═════ Dataset content
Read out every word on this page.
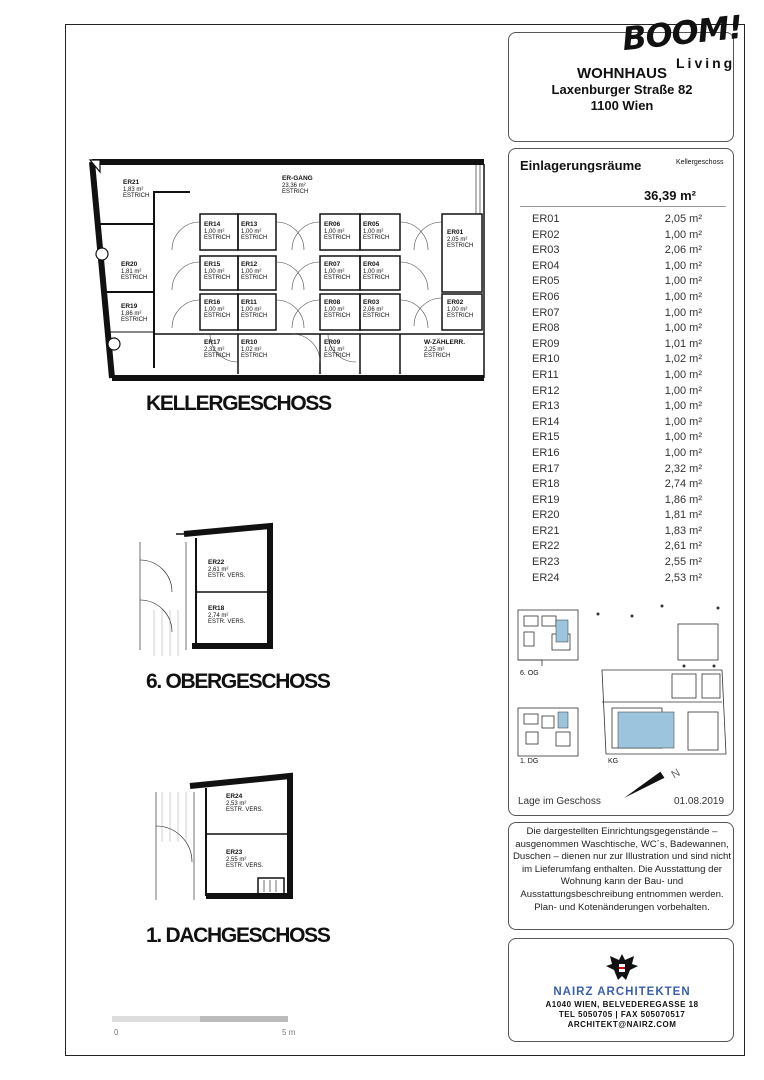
BOOM!
Living
WOHNHAUS
Laxenburger Straße 82
1100 Wien
Einlagerungsräume	Kellergeschoss
36,39 m²
ER01	2,05 m²
ER02	1,00 m²
ER03	2,06 m²
ER04	1,00 m²
ER05	1,00 m²
ER06	1,00 m²
ER07	1,00 m²
ER08	1,00 m²
ER09	1,01 m²
ER10	1,02 m²
ER11	1,00 m²
ER12	1,00 m²
ER13	1,00 m²
ER14	1,00 m²
ER15	1,00 m²
ER16	1,00 m²
ER17	2,32 m²
ER18	2,74 m²
ER19	1,86 m²
ER20	1,81 m²
ER21	1,83 m²
ER22	2,61 m²
ER23	2,55 m²
ER24	2,53 m²
6. OG
1. DG	KG
N
Lage im Geschoss	01.08.2019
Die dargestellten Einrichtungsgegenstände – ausgenommen Waschtische, WC´s, Badewannen, Duschen – dienen nur zur Illustration und sind nicht im Lieferumfang enthalten. Die Ausstattung der Wohnung kann der Bau- und Ausstattungsbeschreibung entnommen werden. Plan- und Kotenänderungen vorbehalten.
NAIRZ ARCHITEKTEN
A1040 WIEN, BELVEDEREGASSE 18
TEL 5050705 | FAX 505070517
ARCHITEKT@NAIRZ.COM
ER21
1,83 m²
ESTRICH
ER-GANG
23,36 m²
ESTRICH
ER20
1,81 m²
ESTRICH
ER19
1,86 m²
ESTRICH
ER14
1,00 m²
ESTRICH
ER13
1,00 m²
ESTRICH
ER06
1,00 m²
ESTRICH
ER05
1,00 m²
ESTRICH
ER01
2,05 m²
ESTRICH
ER15
1,00 m²
ESTRICH
ER12
1,00 m²
ESTRICH
ER07
1,00 m²
ESTRICH
ER04
1,00 m²
ESTRICH
ER16
1,00 m²
ESTRICH
ER11
1,00 m²
ESTRICH
ER08
1,00 m²
ESTRICH
ER03
2,06 m²
ESTRICH
ER02
1,00 m²
ESTRICH
ER17
2,32 m²
ESTRICH
ER10
1,02 m²
ESTRICH
ER09
1,01 m²
ESTRICH
W-ZÄHLERR.
2,25 m²
ESTRICH
KELLERGESCHOSS
ER22
2,61 m²
ESTR. VERS.
ER18
2,74 m²
ESTR. VERS.
6. OBERGESCHOSS
ER24
2,53 m²
ESTR. VERS.
ER23
2,55 m²
ESTR. VERS.
1. DACHGESCHOSS
0	5 m
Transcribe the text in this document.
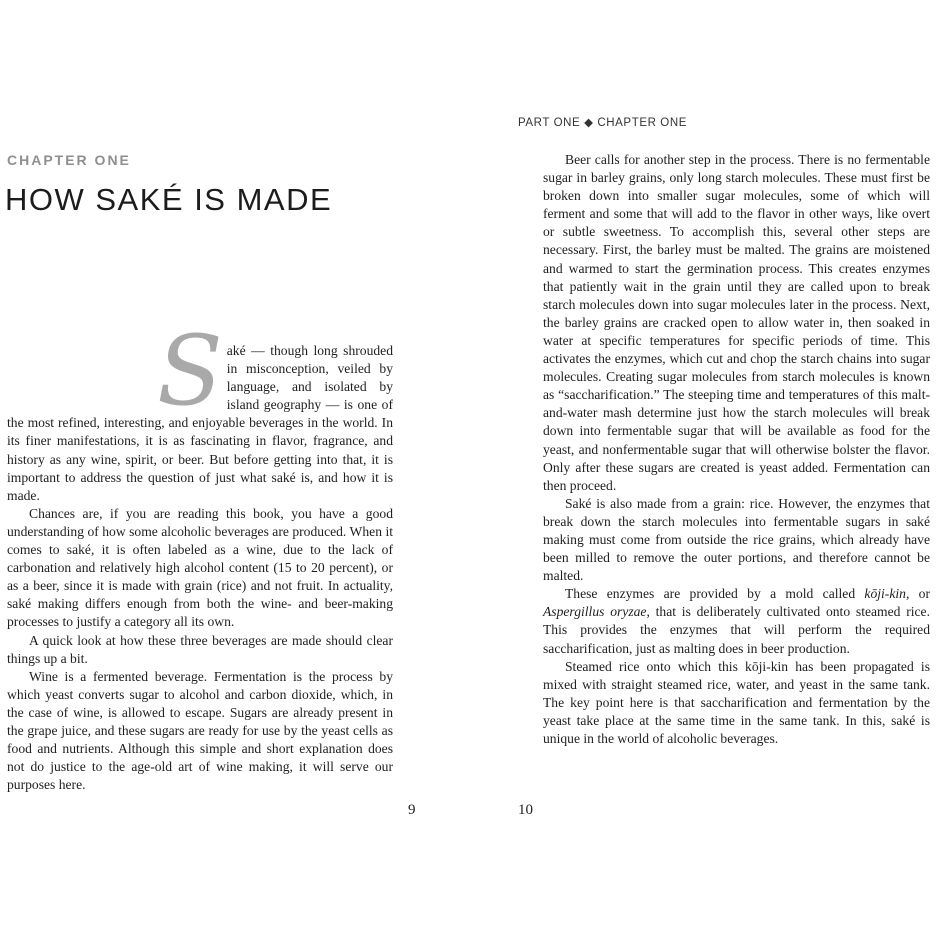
CHAPTER ONE
HOW SAKÉ IS MADE

Saké — though long shrouded in misconception, veiled by language, and isolated by island geography — is one of the most refined, interesting, and enjoyable beverages in the world. In its finer manifestations, it is as fascinating in flavor, fragrance, and history as any wine, spirit, or beer. But before getting into that, it is important to address the question of just what saké is, and how it is made.

Chances are, if you are reading this book, you have a good understanding of how some alcoholic beverages are produced. When it comes to saké, it is often labeled as a wine, due to the lack of carbonation and relatively high alcohol content (15 to 20 percent), or as a beer, since it is made with grain (rice) and not fruit. In actuality, saké making differs enough from both the wine- and beer-making processes to justify a category all its own.

A quick look at how these three beverages are made should clear things up a bit.

Wine is a fermented beverage. Fermentation is the process by which yeast converts sugar to alcohol and carbon dioxide, which, in the case of wine, is allowed to escape. Sugars are already present in the grape juice, and these sugars are ready for use by the yeast cells as food and nutrients. Although this simple and short explanation does not do justice to the age-old art of wine making, it will serve our purposes here.

9
PART ONE ◆ CHAPTER ONE

Beer calls for another step in the process. There is no fermentable sugar in barley grains, only long starch molecules. These must first be broken down into smaller sugar molecules, some of which will ferment and some that will add to the flavor in other ways, like overt or subtle sweetness. To accomplish this, several other steps are necessary. First, the barley must be malted. The grains are moistened and warmed to start the germination process. This creates enzymes that patiently wait in the grain until they are called upon to break starch molecules down into sugar molecules later in the process. Next, the barley grains are cracked open to allow water in, then soaked in water at specific temperatures for specific periods of time. This activates the enzymes, which cut and chop the starch chains into sugar molecules. Creating sugar molecules from starch molecules is known as “saccharification.” The steeping time and temperatures of this malt-and-water mash determine just how the starch molecules will break down into fermentable sugar that will be available as food for the yeast, and nonfermentable sugar that will otherwise bolster the flavor. Only after these sugars are created is yeast added. Fermentation can then proceed.

Saké is also made from a grain: rice. However, the enzymes that break down the starch molecules into fermentable sugars in saké making must come from outside the rice grains, which already have been milled to remove the outer portions, and therefore cannot be malted.

These enzymes are provided by a mold called kōji-kin, or Aspergillus oryzae, that is deliberately cultivated onto steamed rice. This provides the enzymes that will perform the required saccharification, just as malting does in beer production.

Steamed rice onto which this kōji-kin has been propagated is mixed with straight steamed rice, water, and yeast in the same tank. The key point here is that saccharification and fermentation by the yeast take place at the same time in the same tank. In this, saké is unique in the world of alcoholic beverages.

10
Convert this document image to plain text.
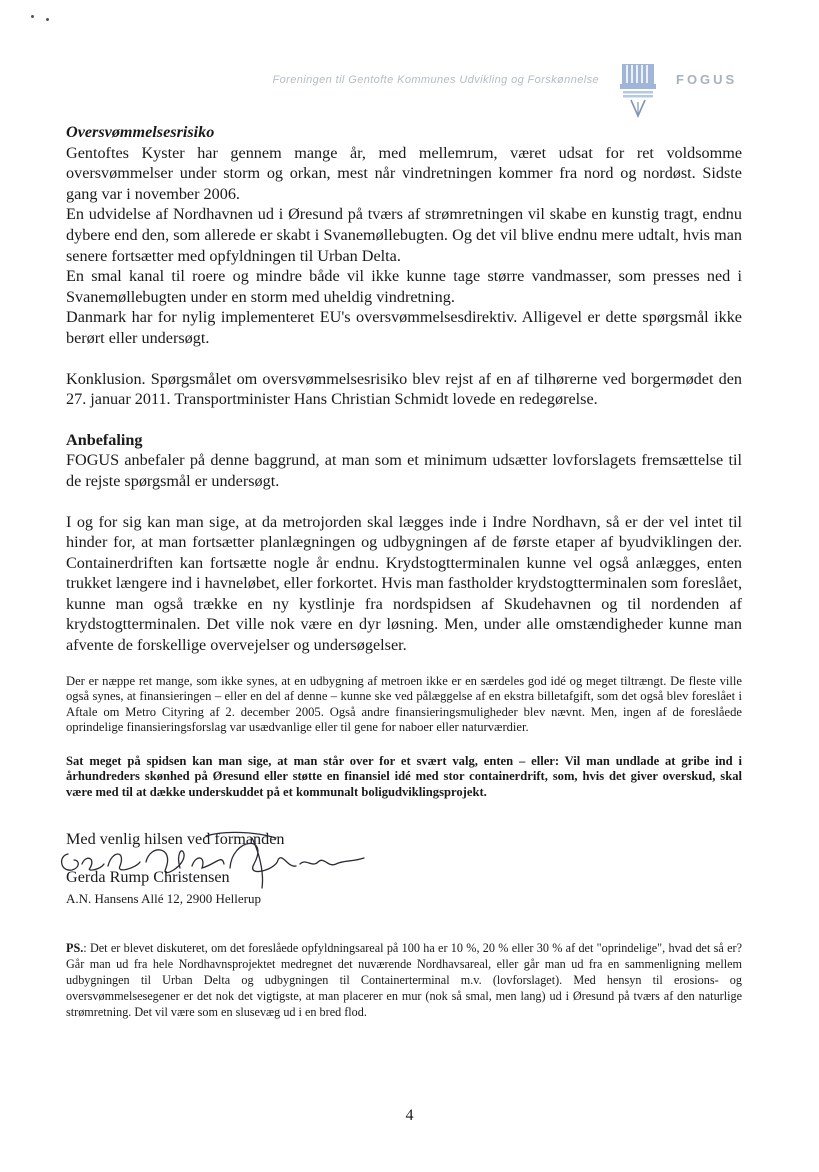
Foreningen til Gentofte Kommunes Udvikling og Forskønnelse	FOGUS

Oversvømmelsesrisiko

Gentoftes Kyster har gennem mange år, med mellemrum, været udsat for ret voldsomme oversvømmelser under storm og orkan, mest når vindretningen kommer fra nord og nordøst. Sidste gang var i november 2006.

En udvidelse af Nordhavnen ud i Øresund på tværs af strømretningen vil skabe en kunstig tragt, endnu dybere end den, som allerede er skabt i Svanemøllebugten. Og det vil blive endnu mere udtalt, hvis man senere fortsætter med opfyldningen til Urban Delta.

En smal kanal til roere og mindre både vil ikke kunne tage større vandmasser, som presses ned i Svanemøllebugten under en storm med uheldig vindretning.

Danmark har for nylig implementeret EU's oversvømmelsesdirektiv. Alligevel er dette spørgsmål ikke berørt eller undersøgt.

Konklusion. Spørgsmålet om oversvømmelsesrisiko blev rejst af en af tilhørerne ved borgermødet den 27. januar 2011. Transportminister Hans Christian Schmidt lovede en redegørelse.

Anbefaling

FOGUS anbefaler på denne baggrund, at man som et minimum udsætter lovforslagets fremsættelse til de rejste spørgsmål er undersøgt.

I og for sig kan man sige, at da metrojorden skal lægges inde i Indre Nordhavn, så er der vel intet til hinder for, at man fortsætter planlægningen og udbygningen af de første etaper af byudviklingen der. Containerdriften kan fortsætte nogle år endnu. Krydstogtterminalen kunne vel også anlægges, enten trukket længere ind i havneløbet, eller forkortet. Hvis man fastholder krydstogtterminalen som foreslået, kunne man også trække en ny kystlinje fra nordspidsen af Skudehavnen og til nordenden af krydstogtterminalen. Det ville nok være en dyr løsning. Men, under alle omstændigheder kunne man afvente de forskellige overvejelser og undersøgelser.

Der er næppe ret mange, som ikke synes, at en udbygning af metroen ikke er en særdeles god idé og meget tiltrængt. De fleste ville også synes, at finansieringen – eller en del af denne – kunne ske ved pålæggelse af en ekstra billetafgift, som det også blev foreslået i Aftale om Metro Cityring af 2. december 2005. Også andre finansieringsmuligheder blev nævnt. Men, ingen af de foreslåede oprindelige finansieringsforslag var usædvanlige eller til gene for naboer eller naturværdier.

Sat meget på spidsen kan man sige, at man står over for et svært valg, enten – eller: Vil man undlade at gribe ind i århundreders skønhed på Øresund eller støtte en finansiel idé med stor containerdrift, som, hvis det giver overskud, skal være med til at dække underskuddet på et kommunalt boligudviklingsprojekt.

Med venlig hilsen ved formanden
Gerda Rump Christensen
A.N. Hansens Allé 12, 2900 Hellerup
PS.: Det er blevet diskuteret, om det foreslåede opfyldningsareal på 100 ha er 10 %, 20 % eller 30 % af det "oprindelige", hvad det så er? Går man ud fra hele Nordhavnsprojektet medregnet det nuværende Nordhavsareal, eller går man ud fra en sammenligning mellem udbygningen til Urban Delta og udbygningen til Containerterminal m.v. (lovforslaget). Med hensyn til erosions- og oversvømmelsesegener er det nok det vigtigste, at man placerer en mur (nok så smal, men lang) ud i Øresund på tværs af den naturlige strømretning. Det vil være som en slusevæg ud i en bred flod.
4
══════════
* _What the exercise asks_:
Take each line above that contains "undersøgt" and copy it out.

* _Exercise answer_:
Danmark har for nylig implementeret EU's oversvømmelsesdirektiv. Alligevel er dette spørgsmål ikke berørt eller undersøgt.
FOGUS anbefaler på denne baggrund, at man som et minimum udsætter lovforslagets fremsættelse til de rejste spørgsmål er undersøgt.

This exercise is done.